■ Set task
Below are records; work out how many of their lines hold the string "Percentage" and give that number alone.

■ The records
----------

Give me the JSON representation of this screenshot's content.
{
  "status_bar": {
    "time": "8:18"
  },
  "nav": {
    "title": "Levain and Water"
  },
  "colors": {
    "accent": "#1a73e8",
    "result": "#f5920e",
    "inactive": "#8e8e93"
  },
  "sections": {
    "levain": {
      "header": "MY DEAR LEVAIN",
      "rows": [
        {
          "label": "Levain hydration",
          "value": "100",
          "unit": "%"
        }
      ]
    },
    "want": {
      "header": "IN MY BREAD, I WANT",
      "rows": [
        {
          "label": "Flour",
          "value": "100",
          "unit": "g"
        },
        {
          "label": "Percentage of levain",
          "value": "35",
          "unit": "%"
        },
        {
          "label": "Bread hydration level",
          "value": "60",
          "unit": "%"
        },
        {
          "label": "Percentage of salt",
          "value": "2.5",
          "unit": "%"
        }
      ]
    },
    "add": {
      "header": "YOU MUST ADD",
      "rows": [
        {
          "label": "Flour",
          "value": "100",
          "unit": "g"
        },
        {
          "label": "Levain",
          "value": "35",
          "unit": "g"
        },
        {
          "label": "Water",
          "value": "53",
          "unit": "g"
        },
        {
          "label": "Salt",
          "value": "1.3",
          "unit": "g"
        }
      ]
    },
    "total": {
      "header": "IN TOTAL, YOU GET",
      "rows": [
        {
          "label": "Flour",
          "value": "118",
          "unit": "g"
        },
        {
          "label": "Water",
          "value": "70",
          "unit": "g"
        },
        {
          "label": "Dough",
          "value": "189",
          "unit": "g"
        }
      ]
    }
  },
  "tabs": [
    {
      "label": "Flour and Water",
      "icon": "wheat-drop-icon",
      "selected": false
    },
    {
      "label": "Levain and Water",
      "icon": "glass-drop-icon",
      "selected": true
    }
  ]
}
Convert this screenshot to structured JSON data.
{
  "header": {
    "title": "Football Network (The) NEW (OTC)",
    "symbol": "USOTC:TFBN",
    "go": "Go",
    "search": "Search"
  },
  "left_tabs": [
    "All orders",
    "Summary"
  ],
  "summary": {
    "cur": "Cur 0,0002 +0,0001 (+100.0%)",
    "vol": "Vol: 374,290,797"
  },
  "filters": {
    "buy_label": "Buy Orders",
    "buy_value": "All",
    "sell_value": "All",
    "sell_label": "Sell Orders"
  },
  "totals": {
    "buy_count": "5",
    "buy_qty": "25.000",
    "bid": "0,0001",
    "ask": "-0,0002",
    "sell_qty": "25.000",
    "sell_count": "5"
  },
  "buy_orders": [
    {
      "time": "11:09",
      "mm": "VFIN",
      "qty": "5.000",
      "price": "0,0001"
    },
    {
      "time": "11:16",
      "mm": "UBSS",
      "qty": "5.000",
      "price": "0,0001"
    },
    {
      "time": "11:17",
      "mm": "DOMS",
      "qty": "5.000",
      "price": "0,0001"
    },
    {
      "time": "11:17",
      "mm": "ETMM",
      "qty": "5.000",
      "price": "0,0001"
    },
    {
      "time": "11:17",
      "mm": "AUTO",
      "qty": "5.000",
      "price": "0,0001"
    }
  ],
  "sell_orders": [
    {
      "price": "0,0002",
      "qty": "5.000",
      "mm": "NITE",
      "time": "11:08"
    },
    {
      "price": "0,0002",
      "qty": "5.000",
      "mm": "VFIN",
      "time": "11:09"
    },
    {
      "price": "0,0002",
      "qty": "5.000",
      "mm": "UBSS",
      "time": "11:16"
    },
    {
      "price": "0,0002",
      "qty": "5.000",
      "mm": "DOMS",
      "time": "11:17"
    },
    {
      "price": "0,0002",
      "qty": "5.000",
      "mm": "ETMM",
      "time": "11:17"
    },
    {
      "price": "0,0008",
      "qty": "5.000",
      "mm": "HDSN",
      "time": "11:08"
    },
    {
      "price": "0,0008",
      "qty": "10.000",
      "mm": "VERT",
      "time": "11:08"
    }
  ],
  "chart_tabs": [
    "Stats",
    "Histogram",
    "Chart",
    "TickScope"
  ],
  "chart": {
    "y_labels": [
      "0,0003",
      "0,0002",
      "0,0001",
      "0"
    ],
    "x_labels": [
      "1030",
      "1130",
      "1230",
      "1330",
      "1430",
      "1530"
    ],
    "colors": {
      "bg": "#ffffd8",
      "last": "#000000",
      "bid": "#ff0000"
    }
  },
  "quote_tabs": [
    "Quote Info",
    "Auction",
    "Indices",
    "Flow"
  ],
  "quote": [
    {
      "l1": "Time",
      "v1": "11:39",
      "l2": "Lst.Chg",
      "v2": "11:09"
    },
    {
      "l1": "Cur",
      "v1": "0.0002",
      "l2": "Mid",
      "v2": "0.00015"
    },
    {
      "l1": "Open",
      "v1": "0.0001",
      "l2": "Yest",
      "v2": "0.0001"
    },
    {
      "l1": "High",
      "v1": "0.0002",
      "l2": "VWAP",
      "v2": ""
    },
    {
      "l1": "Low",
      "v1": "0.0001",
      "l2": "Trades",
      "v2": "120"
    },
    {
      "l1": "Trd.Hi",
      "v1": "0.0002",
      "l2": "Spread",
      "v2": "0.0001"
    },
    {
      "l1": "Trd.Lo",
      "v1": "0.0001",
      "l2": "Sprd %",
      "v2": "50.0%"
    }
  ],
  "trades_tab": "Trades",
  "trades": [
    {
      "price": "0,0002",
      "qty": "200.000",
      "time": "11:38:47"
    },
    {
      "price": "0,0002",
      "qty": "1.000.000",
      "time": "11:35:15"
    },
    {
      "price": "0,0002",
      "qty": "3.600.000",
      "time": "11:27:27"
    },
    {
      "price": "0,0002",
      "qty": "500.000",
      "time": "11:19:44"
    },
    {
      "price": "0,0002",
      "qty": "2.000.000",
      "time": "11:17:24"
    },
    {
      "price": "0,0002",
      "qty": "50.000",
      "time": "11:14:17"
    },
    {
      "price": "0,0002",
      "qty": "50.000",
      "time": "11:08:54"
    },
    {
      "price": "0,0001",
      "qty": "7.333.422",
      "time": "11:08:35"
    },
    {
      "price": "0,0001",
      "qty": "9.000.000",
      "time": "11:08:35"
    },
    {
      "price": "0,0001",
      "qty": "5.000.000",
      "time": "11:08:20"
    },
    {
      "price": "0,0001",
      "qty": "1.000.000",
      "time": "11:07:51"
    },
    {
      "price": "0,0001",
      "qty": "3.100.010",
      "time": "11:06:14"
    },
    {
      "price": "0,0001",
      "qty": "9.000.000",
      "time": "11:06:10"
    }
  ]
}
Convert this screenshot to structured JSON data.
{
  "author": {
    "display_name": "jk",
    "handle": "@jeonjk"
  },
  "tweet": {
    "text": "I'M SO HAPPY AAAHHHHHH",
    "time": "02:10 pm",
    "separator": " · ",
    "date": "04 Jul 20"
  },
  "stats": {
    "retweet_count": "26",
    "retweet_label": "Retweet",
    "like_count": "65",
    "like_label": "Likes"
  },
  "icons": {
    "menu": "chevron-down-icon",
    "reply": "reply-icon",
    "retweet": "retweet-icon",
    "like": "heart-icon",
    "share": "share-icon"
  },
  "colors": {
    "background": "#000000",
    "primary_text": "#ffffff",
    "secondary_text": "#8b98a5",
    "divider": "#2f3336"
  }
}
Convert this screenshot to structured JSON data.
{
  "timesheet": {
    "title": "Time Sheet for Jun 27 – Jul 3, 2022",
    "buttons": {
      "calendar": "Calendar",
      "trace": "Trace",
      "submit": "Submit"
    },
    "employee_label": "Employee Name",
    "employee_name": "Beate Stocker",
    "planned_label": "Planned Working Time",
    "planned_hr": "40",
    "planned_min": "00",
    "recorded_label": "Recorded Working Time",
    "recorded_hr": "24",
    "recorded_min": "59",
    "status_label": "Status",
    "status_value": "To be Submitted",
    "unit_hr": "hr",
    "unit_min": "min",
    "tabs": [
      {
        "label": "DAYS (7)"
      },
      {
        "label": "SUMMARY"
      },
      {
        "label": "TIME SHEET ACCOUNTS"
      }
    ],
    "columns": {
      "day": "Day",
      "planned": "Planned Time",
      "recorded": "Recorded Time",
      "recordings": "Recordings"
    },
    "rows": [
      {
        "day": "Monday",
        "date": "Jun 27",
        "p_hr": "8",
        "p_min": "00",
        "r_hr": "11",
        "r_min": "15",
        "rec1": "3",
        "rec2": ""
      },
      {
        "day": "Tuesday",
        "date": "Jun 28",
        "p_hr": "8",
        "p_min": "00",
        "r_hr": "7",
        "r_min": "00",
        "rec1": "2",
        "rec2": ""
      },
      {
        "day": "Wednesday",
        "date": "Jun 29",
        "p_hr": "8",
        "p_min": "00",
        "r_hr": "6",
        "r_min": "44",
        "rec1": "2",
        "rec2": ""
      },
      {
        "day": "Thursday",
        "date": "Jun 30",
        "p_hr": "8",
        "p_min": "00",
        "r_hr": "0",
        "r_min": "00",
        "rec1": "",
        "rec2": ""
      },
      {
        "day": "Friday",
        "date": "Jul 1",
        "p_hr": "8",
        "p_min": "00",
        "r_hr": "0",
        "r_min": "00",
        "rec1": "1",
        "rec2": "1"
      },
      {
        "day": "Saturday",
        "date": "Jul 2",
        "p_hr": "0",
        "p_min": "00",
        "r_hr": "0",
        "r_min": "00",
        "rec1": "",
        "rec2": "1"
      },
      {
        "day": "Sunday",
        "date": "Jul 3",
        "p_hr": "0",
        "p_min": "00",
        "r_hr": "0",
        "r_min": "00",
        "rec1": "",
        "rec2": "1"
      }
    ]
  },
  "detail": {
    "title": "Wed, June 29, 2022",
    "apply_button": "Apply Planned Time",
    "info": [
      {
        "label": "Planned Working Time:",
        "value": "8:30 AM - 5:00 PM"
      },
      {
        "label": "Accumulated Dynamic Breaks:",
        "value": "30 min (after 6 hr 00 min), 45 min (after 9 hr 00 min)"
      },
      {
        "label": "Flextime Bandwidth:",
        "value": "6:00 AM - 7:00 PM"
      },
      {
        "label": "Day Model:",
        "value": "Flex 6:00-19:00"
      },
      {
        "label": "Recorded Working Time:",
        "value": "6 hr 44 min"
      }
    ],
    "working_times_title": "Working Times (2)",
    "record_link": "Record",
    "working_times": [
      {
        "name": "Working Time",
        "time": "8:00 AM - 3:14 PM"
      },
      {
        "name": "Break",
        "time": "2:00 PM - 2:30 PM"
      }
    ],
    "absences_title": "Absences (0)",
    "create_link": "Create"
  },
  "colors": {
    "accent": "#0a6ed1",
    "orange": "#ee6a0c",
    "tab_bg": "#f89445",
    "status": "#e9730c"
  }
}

----------

■ Answer
2